Write out the listing below in full and exactly, leaving out every picture.

======

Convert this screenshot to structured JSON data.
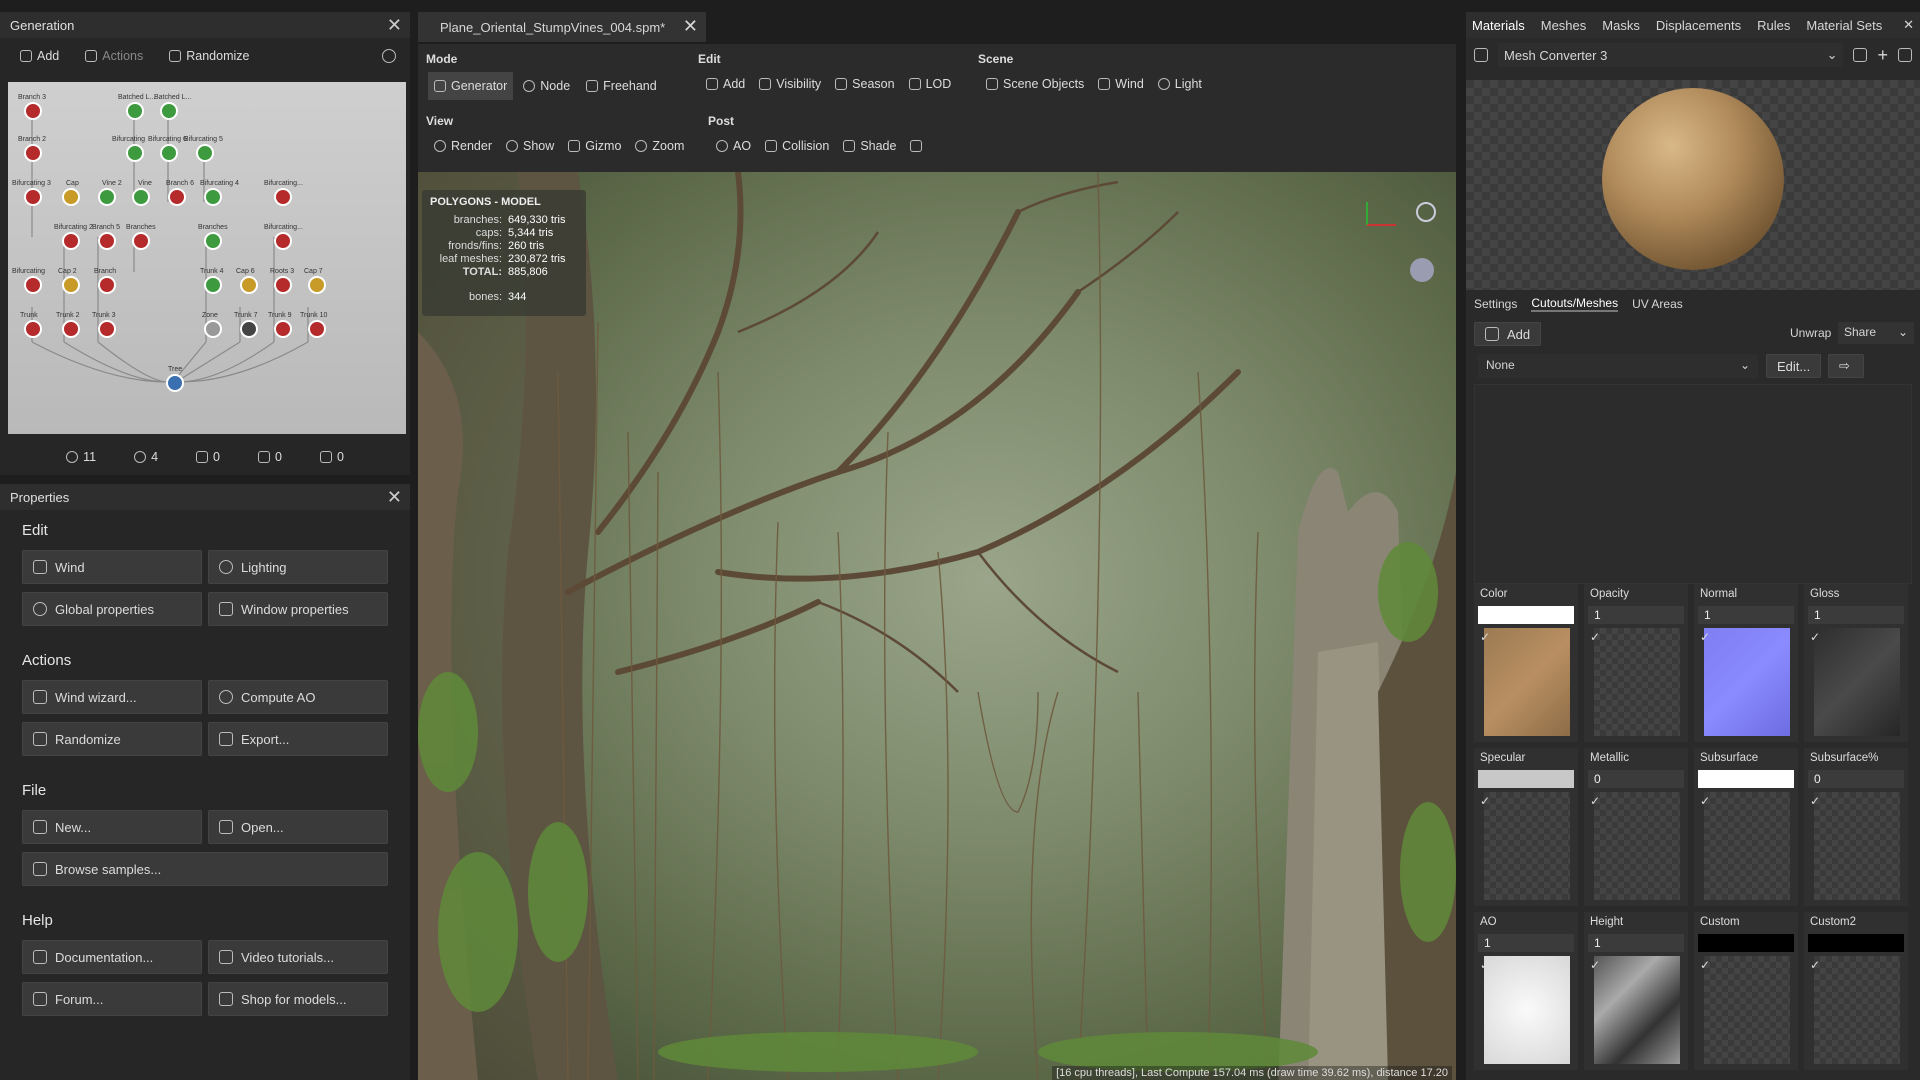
{
  "generation": {
    "title": "Generation",
    "toolbar": {
      "add": "Add",
      "actions": "Actions",
      "randomize": "Randomize"
    },
    "nodes": [
      "Branch 3",
      "Batched L...",
      "Batched L...",
      "Branch 2",
      "Bifurcating",
      "Bifurcating 6",
      "Bifurcating 5",
      "Batched L...",
      "Bifurcating 3",
      "Cap",
      "Vine 2",
      "Vine",
      "Branch 6",
      "Bifurcating 4",
      "Bifurcating...",
      "Bifurcating 2",
      "Branch 5",
      "Branches",
      "Branches",
      "Bifurcating...",
      "Bifurcating",
      "Cap 2",
      "Branch",
      "Trunk 4",
      "Cap 6",
      "Roots 3",
      "Cap 7",
      "Trunk",
      "Trunk 2",
      "Trunk 3",
      "Zone",
      "Trunk 7",
      "Trunk 9",
      "Trunk 10",
      "Tree"
    ],
    "stats": {
      "generators": "11",
      "materials": "4",
      "cameras": "0",
      "layers": "0",
      "paths": "0"
    }
  },
  "properties": {
    "title": "Properties",
    "edit": {
      "title": "Edit",
      "wind": "Wind",
      "lighting": "Lighting",
      "global": "Global properties",
      "window": "Window properties"
    },
    "actions": {
      "title": "Actions",
      "wind_wizard": "Wind wizard...",
      "compute_ao": "Compute AO",
      "randomize": "Randomize",
      "export": "Export..."
    },
    "file": {
      "title": "File",
      "new": "New...",
      "open": "Open...",
      "browse": "Browse samples..."
    },
    "help": {
      "title": "Help",
      "docs": "Documentation...",
      "videos": "Video tutorials...",
      "forum": "Forum...",
      "shop": "Shop for models..."
    }
  },
  "document": {
    "tab": "Plane_Oriental_StumpVines_004.spm*"
  },
  "toolbar": {
    "mode": {
      "label": "Mode",
      "generator": "Generator",
      "node": "Node",
      "freehand": "Freehand"
    },
    "edit": {
      "label": "Edit",
      "add": "Add",
      "visibility": "Visibility",
      "season": "Season",
      "lod": "LOD"
    },
    "scene": {
      "label": "Scene",
      "objects": "Scene Objects",
      "wind": "Wind",
      "light": "Light"
    },
    "view": {
      "label": "View",
      "render": "Render",
      "show": "Show",
      "gizmo": "Gizmo",
      "zoom": "Zoom"
    },
    "post": {
      "label": "Post",
      "ao": "AO",
      "collision": "Collision",
      "shade": "Shade"
    }
  },
  "stats_overlay": {
    "title": "POLYGONS - MODEL",
    "rows": [
      {
        "k": "branches:",
        "v": "649,330 tris"
      },
      {
        "k": "caps:",
        "v": "5,344 tris"
      },
      {
        "k": "fronds/fins:",
        "v": "260 tris"
      },
      {
        "k": "leaf meshes:",
        "v": "230,872 tris"
      },
      {
        "k": "TOTAL:",
        "v": "885,806"
      }
    ],
    "bones_k": "bones:",
    "bones_v": "344"
  },
  "status_bar": "[16 cpu threads], Last Compute 157.04 ms (draw time 39.62 ms), distance 17.20",
  "right_panel": {
    "tabs": [
      "Materials",
      "Meshes",
      "Masks",
      "Displacements",
      "Rules",
      "Material Sets"
    ],
    "material_name": "Mesh Converter 3",
    "sub_tabs": [
      "Settings",
      "Cutouts/Meshes",
      "UV Areas"
    ],
    "add": "Add",
    "unwrap": "Unwrap",
    "share": "Share",
    "dropdown": "None",
    "edit_btn": "Edit...",
    "slots": [
      {
        "label": "Color",
        "value": ""
      },
      {
        "label": "Opacity",
        "value": "1"
      },
      {
        "label": "Normal",
        "value": "1"
      },
      {
        "label": "Gloss",
        "value": "1"
      },
      {
        "label": "Specular",
        "value": ""
      },
      {
        "label": "Metallic",
        "value": "0"
      },
      {
        "label": "Subsurface",
        "value": ""
      },
      {
        "label": "Subsurface%",
        "value": "0"
      },
      {
        "label": "AO",
        "value": "1"
      },
      {
        "label": "Height",
        "value": "1"
      },
      {
        "label": "Custom",
        "value": ""
      },
      {
        "label": "Custom2",
        "value": ""
      }
    ]
  }
}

======

■ **FINAL RESULT**:
Convert this screenshot to structured JSON data.
{
  "generation": {
    "title": "Generation",
    "toolbar": {
      "add": "Add",
      "actions": "Actions",
      "randomize": "Randomize"
    },
    "nodes": [
      "Branch 3",
      "Batched L...",
      "Batched L...",
      "Branch 2",
      "Bifurcating",
      "Bifurcating 6",
      "Bifurcating 5",
      "Batched L...",
      "Bifurcating 3",
      "Cap",
      "Vine 2",
      "Vine",
      "Branch 6",
      "Bifurcating 4",
      "Bifurcating...",
      "Bifurcating 2",
      "Branch 5",
      "Branches",
      "Branches",
      "Bifurcating...",
      "Bifurcating",
      "Cap 2",
      "Branch",
      "Trunk 4",
      "Cap 6",
      "Roots 3",
      "Cap 7",
      "Trunk",
      "Trunk 2",
      "Trunk 3",
      "Zone",
      "Trunk 7",
      "Trunk 9",
      "Trunk 10",
      "Tree"
    ],
    "stats": {
      "generators": "11",
      "materials": "4",
      "cameras": "0",
      "layers": "0",
      "paths": "0"
    }
  },
  "properties": {
    "title": "Properties",
    "edit": {
      "title": "Edit",
      "wind": "Wind",
      "lighting": "Lighting",
      "global": "Global properties",
      "window": "Window properties"
    },
    "actions": {
      "title": "Actions",
      "wind_wizard": "Wind wizard...",
      "compute_ao": "Compute AO",
      "randomize": "Randomize",
      "export": "Export..."
    },
    "file": {
      "title": "File",
      "new": "New...",
      "open": "Open...",
      "browse": "Browse samples..."
    },
    "help": {
      "title": "Help",
      "docs": "Documentation...",
      "videos": "Video tutorials...",
      "forum": "Forum...",
      "shop": "Shop for models..."
    }
  },
  "document": {
    "tab": "Plane_Oriental_StumpVines_004.spm*"
  },
  "toolbar": {
    "mode": {
      "label": "Mode",
      "generator": "Generator",
      "node": "Node",
      "freehand": "Freehand"
    },
    "edit": {
      "label": "Edit",
      "add": "Add",
      "visibility": "Visibility",
      "season": "Season",
      "lod": "LOD"
    },
    "scene": {
      "label": "Scene",
      "objects": "Scene Objects",
      "wind": "Wind",
      "light": "Light"
    },
    "view": {
      "label": "View",
      "render": "Render",
      "show": "Show",
      "gizmo": "Gizmo",
      "zoom": "Zoom"
    },
    "post": {
      "label": "Post",
      "ao": "AO",
      "collision": "Collision",
      "shade": "Shade"
    }
  },
  "stats_overlay": {
    "title": "POLYGONS - MODEL",
    "rows": [
      {
        "k": "branches:",
        "v": "649,330 tris"
      },
      {
        "k": "caps:",
        "v": "5,344 tris"
      },
      {
        "k": "fronds/fins:",
        "v": "260 tris"
      },
      {
        "k": "leaf meshes:",
        "v": "230,872 tris"
      },
      {
        "k": "TOTAL:",
        "v": "885,806"
      }
    ],
    "bones_k": "bones:",
    "bones_v": "344"
  },
  "status_bar": "[16 cpu threads], Last Compute 157.04 ms (draw time 39.62 ms), distance 17.20",
  "right_panel": {
    "tabs": [
      "Materials",
      "Meshes",
      "Masks",
      "Displacements",
      "Rules",
      "Material Sets"
    ],
    "material_name": "Mesh Converter 3",
    "sub_tabs": [
      "Settings",
      "Cutouts/Meshes",
      "UV Areas"
    ],
    "add": "Add",
    "unwrap": "Unwrap",
    "share": "Share",
    "dropdown": "None",
    "edit_btn": "Edit...",
    "slots": [
      {
        "label": "Color",
        "value": ""
      },
      {
        "label": "Opacity",
        "value": "1"
      },
      {
        "label": "Normal",
        "value": "1"
      },
      {
        "label": "Gloss",
        "value": "1"
      },
      {
        "label": "Specular",
        "value": ""
      },
      {
        "label": "Metallic",
        "value": "0"
      },
      {
        "label": "Subsurface",
        "value": ""
      },
      {
        "label": "Subsurface%",
        "value": "0"
      },
      {
        "label": "AO",
        "value": "1"
      },
      {
        "label": "Height",
        "value": "1"
      },
      {
        "label": "Custom",
        "value": ""
      },
      {
        "label": "Custom2",
        "value": ""
      }
    ]
  }
}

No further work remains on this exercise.